**PROBLEM DESCRIPTION:** Where a line of the listing below includes the word "Luyện", reproduce that line.

Recorded data
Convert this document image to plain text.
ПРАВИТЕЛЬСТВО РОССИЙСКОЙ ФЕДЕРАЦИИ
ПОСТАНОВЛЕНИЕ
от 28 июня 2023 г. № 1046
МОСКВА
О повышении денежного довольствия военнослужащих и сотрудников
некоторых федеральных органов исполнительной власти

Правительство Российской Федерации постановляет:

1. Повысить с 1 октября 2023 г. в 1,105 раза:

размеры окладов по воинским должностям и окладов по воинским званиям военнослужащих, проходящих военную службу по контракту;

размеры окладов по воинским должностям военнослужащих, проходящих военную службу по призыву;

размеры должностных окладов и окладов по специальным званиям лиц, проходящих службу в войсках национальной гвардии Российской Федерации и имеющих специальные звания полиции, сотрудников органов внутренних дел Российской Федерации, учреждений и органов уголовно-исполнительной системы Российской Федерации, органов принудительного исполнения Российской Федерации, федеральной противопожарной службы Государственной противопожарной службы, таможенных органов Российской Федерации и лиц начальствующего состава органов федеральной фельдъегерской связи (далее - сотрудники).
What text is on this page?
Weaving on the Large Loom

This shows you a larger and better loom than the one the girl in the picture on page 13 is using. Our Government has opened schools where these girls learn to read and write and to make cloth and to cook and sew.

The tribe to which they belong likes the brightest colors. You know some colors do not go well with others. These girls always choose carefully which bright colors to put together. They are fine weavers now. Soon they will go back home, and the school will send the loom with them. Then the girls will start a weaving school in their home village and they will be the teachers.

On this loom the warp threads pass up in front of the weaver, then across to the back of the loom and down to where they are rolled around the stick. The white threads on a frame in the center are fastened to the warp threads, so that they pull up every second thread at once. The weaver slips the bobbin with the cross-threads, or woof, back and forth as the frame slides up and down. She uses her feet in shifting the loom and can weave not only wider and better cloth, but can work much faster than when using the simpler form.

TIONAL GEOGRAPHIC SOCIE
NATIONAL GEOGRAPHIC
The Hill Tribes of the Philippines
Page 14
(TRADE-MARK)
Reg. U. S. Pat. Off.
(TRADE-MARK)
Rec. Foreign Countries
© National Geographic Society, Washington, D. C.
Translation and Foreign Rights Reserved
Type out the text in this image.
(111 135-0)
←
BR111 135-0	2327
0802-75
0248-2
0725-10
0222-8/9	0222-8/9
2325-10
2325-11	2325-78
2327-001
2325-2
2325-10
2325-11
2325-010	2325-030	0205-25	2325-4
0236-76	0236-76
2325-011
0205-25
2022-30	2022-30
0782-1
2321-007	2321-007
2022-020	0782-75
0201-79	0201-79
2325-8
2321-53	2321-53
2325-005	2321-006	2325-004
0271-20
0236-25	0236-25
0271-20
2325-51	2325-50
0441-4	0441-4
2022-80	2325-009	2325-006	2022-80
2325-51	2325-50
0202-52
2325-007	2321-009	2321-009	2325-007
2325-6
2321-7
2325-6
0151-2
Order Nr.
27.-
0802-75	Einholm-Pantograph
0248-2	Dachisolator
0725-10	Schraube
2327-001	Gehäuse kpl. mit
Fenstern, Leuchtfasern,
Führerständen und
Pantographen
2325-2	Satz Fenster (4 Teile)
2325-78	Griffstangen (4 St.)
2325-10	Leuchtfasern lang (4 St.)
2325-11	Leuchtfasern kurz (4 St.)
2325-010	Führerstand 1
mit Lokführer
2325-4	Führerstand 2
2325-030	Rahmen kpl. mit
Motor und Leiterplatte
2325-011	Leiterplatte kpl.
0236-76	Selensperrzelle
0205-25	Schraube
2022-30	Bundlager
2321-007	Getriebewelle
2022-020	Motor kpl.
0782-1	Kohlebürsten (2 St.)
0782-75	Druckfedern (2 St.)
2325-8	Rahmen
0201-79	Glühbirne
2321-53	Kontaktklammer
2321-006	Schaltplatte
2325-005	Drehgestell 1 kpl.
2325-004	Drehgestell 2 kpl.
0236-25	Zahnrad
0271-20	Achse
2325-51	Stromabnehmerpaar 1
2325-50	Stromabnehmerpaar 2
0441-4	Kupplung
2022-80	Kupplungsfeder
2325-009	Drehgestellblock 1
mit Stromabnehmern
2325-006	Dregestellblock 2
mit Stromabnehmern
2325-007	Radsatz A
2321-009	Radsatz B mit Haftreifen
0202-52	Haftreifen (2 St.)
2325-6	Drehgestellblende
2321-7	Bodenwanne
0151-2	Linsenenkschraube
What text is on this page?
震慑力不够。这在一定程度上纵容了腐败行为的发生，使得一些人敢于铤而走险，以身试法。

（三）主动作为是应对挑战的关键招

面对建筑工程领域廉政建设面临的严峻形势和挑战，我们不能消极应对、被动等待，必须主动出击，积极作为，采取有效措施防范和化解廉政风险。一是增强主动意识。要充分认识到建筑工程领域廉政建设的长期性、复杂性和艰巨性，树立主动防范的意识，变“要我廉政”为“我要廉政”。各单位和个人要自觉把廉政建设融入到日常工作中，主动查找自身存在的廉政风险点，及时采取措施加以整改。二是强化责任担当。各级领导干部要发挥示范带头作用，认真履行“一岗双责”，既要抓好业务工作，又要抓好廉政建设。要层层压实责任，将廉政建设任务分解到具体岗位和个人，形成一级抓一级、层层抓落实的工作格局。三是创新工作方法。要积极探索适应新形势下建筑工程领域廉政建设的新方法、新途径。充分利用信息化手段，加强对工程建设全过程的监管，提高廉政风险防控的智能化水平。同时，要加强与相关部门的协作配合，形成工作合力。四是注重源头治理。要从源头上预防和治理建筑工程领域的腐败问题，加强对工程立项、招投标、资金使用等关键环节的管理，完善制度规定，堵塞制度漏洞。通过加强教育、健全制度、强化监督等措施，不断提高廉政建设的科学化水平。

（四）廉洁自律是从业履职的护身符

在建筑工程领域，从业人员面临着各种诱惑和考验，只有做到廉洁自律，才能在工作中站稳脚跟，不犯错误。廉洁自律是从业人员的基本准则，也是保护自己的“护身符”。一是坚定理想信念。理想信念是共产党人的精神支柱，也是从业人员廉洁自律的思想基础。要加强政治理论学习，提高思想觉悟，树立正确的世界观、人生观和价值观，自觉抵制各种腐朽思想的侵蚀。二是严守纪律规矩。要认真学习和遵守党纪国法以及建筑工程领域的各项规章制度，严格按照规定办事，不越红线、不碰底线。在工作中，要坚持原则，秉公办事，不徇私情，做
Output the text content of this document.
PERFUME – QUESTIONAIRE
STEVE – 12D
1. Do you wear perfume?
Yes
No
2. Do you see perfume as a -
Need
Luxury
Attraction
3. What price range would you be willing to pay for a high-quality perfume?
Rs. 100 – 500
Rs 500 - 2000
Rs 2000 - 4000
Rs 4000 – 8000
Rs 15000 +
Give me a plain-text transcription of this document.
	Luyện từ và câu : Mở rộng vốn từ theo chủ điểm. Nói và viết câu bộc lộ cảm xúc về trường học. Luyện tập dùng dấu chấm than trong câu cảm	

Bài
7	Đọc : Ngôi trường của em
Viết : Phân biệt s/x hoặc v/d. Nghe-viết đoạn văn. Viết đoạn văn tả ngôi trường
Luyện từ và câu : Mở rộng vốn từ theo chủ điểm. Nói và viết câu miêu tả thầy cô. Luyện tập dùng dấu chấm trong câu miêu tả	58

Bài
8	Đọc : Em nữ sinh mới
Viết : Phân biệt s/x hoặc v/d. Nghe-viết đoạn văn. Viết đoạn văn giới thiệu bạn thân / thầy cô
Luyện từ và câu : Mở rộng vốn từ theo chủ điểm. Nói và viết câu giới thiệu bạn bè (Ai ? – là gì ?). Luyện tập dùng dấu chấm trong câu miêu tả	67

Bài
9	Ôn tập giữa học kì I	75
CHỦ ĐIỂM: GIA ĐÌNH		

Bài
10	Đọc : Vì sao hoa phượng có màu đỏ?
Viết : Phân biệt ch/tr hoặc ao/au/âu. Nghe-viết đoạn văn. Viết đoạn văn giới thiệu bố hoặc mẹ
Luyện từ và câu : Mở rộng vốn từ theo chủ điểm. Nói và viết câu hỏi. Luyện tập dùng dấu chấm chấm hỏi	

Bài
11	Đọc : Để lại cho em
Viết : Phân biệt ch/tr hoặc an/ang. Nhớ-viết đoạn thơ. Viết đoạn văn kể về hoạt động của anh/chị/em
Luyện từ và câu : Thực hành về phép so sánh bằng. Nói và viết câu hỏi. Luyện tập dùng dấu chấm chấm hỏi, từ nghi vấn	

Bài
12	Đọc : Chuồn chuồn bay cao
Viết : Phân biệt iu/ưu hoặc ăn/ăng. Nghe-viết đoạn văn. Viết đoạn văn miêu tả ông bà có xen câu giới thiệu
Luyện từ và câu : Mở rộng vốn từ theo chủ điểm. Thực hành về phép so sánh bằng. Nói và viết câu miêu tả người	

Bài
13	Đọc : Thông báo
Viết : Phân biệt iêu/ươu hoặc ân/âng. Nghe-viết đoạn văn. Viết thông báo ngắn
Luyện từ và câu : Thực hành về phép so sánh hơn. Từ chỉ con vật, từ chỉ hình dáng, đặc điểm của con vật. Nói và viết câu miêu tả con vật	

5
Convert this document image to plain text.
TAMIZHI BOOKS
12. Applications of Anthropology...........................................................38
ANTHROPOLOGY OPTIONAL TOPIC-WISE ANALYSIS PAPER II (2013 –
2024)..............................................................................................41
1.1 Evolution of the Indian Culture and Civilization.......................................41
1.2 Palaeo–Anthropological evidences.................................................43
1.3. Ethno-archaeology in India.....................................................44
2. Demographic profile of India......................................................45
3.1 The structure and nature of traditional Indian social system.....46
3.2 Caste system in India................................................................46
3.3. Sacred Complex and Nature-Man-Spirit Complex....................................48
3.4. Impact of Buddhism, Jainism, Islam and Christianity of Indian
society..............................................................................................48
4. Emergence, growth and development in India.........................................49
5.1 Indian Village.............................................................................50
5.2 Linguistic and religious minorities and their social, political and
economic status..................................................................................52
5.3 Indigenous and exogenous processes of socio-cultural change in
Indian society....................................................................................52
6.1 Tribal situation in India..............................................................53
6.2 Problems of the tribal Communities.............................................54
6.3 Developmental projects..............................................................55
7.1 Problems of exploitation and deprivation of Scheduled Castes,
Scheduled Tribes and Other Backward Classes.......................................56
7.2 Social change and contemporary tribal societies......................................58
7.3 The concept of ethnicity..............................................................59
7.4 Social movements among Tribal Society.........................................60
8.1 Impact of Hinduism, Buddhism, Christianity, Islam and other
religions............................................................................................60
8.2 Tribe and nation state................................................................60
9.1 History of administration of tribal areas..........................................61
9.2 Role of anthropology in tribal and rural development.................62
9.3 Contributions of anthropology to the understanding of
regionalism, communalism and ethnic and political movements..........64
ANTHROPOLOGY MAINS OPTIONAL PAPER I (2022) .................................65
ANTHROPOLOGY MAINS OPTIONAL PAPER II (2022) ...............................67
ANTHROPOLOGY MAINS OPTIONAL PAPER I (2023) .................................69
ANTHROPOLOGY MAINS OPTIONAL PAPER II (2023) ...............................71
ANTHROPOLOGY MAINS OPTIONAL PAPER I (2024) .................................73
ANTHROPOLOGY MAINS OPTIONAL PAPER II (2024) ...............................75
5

**THE ANSWER:**
	Luyện từ và câu : Mở rộng vốn từ theo chủ điểm. Nói và viết câu bộc lộ cảm xúc về trường học. Luyện tập dùng dấu chấm than trong câu cảm	
Luyện từ và câu : Mở rộng vốn từ theo chủ điểm. Nói và viết câu miêu tả thầy cô. Luyện tập dùng dấu chấm trong câu miêu tả	58
Luyện từ và câu : Mở rộng vốn từ theo chủ điểm. Nói và viết câu giới thiệu bạn bè (Ai ? – là gì ?). Luyện tập dùng dấu chấm trong câu miêu tả	67
Luyện từ và câu : Mở rộng vốn từ theo chủ điểm. Nói và viết câu hỏi. Luyện tập dùng dấu chấm chấm hỏi	
Luyện từ và câu : Thực hành về phép so sánh bằng. Nói và viết câu hỏi. Luyện tập dùng dấu chấm chấm hỏi, từ nghi vấn	
Luyện từ và câu : Mở rộng vốn từ theo chủ điểm. Thực hành về phép so sánh bằng. Nói và viết câu miêu tả người	
Luyện từ và câu : Thực hành về phép so sánh hơn. Từ chỉ con vật, từ chỉ hình dáng, đặc điểm của con vật. Nói và viết câu miêu tả con vật	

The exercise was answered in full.